▶ _TASK_: Exclude the pictures and retype the entries as written.

- - - - - - -

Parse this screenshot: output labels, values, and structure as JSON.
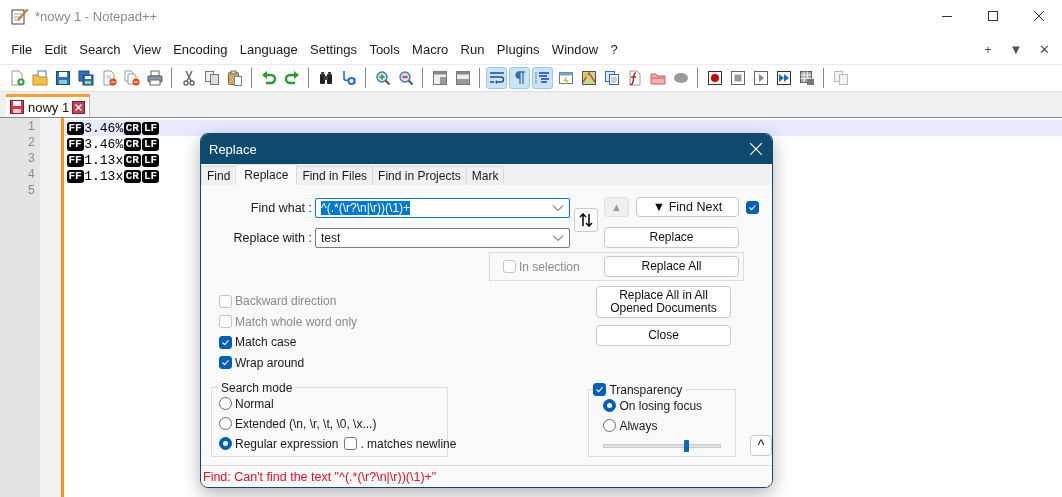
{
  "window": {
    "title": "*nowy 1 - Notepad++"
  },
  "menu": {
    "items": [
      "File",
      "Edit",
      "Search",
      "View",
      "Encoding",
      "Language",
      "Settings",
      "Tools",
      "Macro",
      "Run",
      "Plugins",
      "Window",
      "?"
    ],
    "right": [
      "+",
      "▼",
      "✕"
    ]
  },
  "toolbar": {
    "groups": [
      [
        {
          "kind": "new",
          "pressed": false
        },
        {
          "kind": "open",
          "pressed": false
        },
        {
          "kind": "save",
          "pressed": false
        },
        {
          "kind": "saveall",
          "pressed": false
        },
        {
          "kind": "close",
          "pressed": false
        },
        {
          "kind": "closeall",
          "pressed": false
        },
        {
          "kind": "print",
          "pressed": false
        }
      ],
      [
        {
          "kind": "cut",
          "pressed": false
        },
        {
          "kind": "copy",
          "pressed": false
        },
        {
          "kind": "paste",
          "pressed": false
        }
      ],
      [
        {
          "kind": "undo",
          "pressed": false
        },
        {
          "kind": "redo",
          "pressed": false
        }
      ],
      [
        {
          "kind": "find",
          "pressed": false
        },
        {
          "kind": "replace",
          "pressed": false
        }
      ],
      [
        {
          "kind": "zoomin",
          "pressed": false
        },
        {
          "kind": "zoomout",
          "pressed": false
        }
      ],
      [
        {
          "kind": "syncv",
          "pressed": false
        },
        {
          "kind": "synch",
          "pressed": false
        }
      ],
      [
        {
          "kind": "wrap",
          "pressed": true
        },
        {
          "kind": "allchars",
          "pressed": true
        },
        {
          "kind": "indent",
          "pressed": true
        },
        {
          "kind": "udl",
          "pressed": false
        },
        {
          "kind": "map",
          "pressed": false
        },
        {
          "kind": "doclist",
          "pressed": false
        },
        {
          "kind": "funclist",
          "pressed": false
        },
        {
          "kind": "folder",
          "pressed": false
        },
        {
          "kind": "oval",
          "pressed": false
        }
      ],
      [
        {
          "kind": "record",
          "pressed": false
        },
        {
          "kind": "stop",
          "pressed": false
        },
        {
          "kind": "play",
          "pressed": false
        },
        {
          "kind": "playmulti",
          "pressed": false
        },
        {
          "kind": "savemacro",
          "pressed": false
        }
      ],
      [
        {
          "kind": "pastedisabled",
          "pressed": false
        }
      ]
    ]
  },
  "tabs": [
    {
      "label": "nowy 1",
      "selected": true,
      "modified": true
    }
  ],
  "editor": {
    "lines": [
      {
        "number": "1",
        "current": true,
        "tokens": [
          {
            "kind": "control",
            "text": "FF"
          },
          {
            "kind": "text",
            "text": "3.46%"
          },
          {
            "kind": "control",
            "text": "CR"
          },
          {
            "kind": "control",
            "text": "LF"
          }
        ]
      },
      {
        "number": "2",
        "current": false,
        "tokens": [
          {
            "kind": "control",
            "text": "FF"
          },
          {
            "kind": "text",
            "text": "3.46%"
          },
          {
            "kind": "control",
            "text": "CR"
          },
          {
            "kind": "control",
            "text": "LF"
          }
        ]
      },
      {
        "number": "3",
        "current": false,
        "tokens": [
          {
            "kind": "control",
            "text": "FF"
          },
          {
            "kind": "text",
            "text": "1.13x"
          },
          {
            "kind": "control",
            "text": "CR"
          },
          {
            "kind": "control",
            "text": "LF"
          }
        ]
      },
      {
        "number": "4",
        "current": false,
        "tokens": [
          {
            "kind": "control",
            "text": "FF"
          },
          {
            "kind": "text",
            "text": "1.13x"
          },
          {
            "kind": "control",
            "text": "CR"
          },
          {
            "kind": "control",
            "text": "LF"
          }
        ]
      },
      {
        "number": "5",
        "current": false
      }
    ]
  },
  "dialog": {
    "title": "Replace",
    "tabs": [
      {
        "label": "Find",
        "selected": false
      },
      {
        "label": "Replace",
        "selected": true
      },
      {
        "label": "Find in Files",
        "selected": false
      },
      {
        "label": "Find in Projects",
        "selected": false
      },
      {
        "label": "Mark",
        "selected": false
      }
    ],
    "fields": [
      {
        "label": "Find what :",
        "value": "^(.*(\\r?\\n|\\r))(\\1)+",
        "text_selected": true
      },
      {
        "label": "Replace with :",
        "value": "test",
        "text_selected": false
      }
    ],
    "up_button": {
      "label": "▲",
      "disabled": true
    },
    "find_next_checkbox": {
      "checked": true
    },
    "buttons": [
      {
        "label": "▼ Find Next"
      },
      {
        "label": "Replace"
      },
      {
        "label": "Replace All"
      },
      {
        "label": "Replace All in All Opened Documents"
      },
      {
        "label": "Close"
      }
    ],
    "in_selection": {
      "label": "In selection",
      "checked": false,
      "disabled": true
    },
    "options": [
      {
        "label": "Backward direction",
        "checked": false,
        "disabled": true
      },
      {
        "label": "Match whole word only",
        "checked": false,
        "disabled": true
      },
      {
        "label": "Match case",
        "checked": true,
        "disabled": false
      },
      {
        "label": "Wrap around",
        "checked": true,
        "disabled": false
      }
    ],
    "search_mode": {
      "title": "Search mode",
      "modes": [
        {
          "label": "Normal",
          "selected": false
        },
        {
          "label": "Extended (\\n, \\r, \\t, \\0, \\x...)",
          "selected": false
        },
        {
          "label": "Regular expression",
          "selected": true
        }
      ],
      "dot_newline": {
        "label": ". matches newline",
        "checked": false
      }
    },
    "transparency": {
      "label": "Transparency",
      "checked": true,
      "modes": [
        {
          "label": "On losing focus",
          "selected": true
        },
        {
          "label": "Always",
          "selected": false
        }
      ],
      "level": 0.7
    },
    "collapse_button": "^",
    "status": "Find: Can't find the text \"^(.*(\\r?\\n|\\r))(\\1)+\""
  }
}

- - - - - - -

▶ _TASK ANSWER_:
Parse this screenshot: output labels, values, and structure as JSON.
{
  "window": {
    "title": "*nowy 1 - Notepad++"
  },
  "menu": {
    "items": [
      "File",
      "Edit",
      "Search",
      "View",
      "Encoding",
      "Language",
      "Settings",
      "Tools",
      "Macro",
      "Run",
      "Plugins",
      "Window",
      "?"
    ],
    "right": [
      "+",
      "▼",
      "✕"
    ]
  },
  "toolbar": {
    "groups": [
      [
        {
          "kind": "new",
          "pressed": false
        },
        {
          "kind": "open",
          "pressed": false
        },
        {
          "kind": "save",
          "pressed": false
        },
        {
          "kind": "saveall",
          "pressed": false
        },
        {
          "kind": "close",
          "pressed": false
        },
        {
          "kind": "closeall",
          "pressed": false
        },
        {
          "kind": "print",
          "pressed": false
        }
      ],
      [
        {
          "kind": "cut",
          "pressed": false
        },
        {
          "kind": "copy",
          "pressed": false
        },
        {
          "kind": "paste",
          "pressed": false
        }
      ],
      [
        {
          "kind": "undo",
          "pressed": false
        },
        {
          "kind": "redo",
          "pressed": false
        }
      ],
      [
        {
          "kind": "find",
          "pressed": false
        },
        {
          "kind": "replace",
          "pressed": false
        }
      ],
      [
        {
          "kind": "zoomin",
          "pressed": false
        },
        {
          "kind": "zoomout",
          "pressed": false
        }
      ],
      [
        {
          "kind": "syncv",
          "pressed": false
        },
        {
          "kind": "synch",
          "pressed": false
        }
      ],
      [
        {
          "kind": "wrap",
          "pressed": true
        },
        {
          "kind": "allchars",
          "pressed": true
        },
        {
          "kind": "indent",
          "pressed": true
        },
        {
          "kind": "udl",
          "pressed": false
        },
        {
          "kind": "map",
          "pressed": false
        },
        {
          "kind": "doclist",
          "pressed": false
        },
        {
          "kind": "funclist",
          "pressed": false
        },
        {
          "kind": "folder",
          "pressed": false
        },
        {
          "kind": "oval",
          "pressed": false
        }
      ],
      [
        {
          "kind": "record",
          "pressed": false
        },
        {
          "kind": "stop",
          "pressed": false
        },
        {
          "kind": "play",
          "pressed": false
        },
        {
          "kind": "playmulti",
          "pressed": false
        },
        {
          "kind": "savemacro",
          "pressed": false
        }
      ],
      [
        {
          "kind": "pastedisabled",
          "pressed": false
        }
      ]
    ]
  },
  "tabs": [
    {
      "label": "nowy 1",
      "selected": true,
      "modified": true
    }
  ],
  "editor": {
    "lines": [
      {
        "number": "1",
        "current": true,
        "tokens": [
          {
            "kind": "control",
            "text": "FF"
          },
          {
            "kind": "text",
            "text": "3.46%"
          },
          {
            "kind": "control",
            "text": "CR"
          },
          {
            "kind": "control",
            "text": "LF"
          }
        ]
      },
      {
        "number": "2",
        "current": false,
        "tokens": [
          {
            "kind": "control",
            "text": "FF"
          },
          {
            "kind": "text",
            "text": "3.46%"
          },
          {
            "kind": "control",
            "text": "CR"
          },
          {
            "kind": "control",
            "text": "LF"
          }
        ]
      },
      {
        "number": "3",
        "current": false,
        "tokens": [
          {
            "kind": "control",
            "text": "FF"
          },
          {
            "kind": "text",
            "text": "1.13x"
          },
          {
            "kind": "control",
            "text": "CR"
          },
          {
            "kind": "control",
            "text": "LF"
          }
        ]
      },
      {
        "number": "4",
        "current": false,
        "tokens": [
          {
            "kind": "control",
            "text": "FF"
          },
          {
            "kind": "text",
            "text": "1.13x"
          },
          {
            "kind": "control",
            "text": "CR"
          },
          {
            "kind": "control",
            "text": "LF"
          }
        ]
      },
      {
        "number": "5",
        "current": false
      }
    ]
  },
  "dialog": {
    "title": "Replace",
    "tabs": [
      {
        "label": "Find",
        "selected": false
      },
      {
        "label": "Replace",
        "selected": true
      },
      {
        "label": "Find in Files",
        "selected": false
      },
      {
        "label": "Find in Projects",
        "selected": false
      },
      {
        "label": "Mark",
        "selected": false
      }
    ],
    "fields": [
      {
        "label": "Find what :",
        "value": "^(.*(\\r?\\n|\\r))(\\1)+",
        "text_selected": true
      },
      {
        "label": "Replace with :",
        "value": "test",
        "text_selected": false
      }
    ],
    "up_button": {
      "label": "▲",
      "disabled": true
    },
    "find_next_checkbox": {
      "checked": true
    },
    "buttons": [
      {
        "label": "▼ Find Next"
      },
      {
        "label": "Replace"
      },
      {
        "label": "Replace All"
      },
      {
        "label": "Replace All in All Opened Documents"
      },
      {
        "label": "Close"
      }
    ],
    "in_selection": {
      "label": "In selection",
      "checked": false,
      "disabled": true
    },
    "options": [
      {
        "label": "Backward direction",
        "checked": false,
        "disabled": true
      },
      {
        "label": "Match whole word only",
        "checked": false,
        "disabled": true
      },
      {
        "label": "Match case",
        "checked": true,
        "disabled": false
      },
      {
        "label": "Wrap around",
        "checked": true,
        "disabled": false
      }
    ],
    "search_mode": {
      "title": "Search mode",
      "modes": [
        {
          "label": "Normal",
          "selected": false
        },
        {
          "label": "Extended (\\n, \\r, \\t, \\0, \\x...)",
          "selected": false
        },
        {
          "label": "Regular expression",
          "selected": true
        }
      ],
      "dot_newline": {
        "label": ". matches newline",
        "checked": false
      }
    },
    "transparency": {
      "label": "Transparency",
      "checked": true,
      "modes": [
        {
          "label": "On losing focus",
          "selected": true
        },
        {
          "label": "Always",
          "selected": false
        }
      ],
      "level": 0.7
    },
    "collapse_button": "^",
    "status": "Find: Can't find the text \"^(.*(\\r?\\n|\\r))(\\1)+\""
  }
}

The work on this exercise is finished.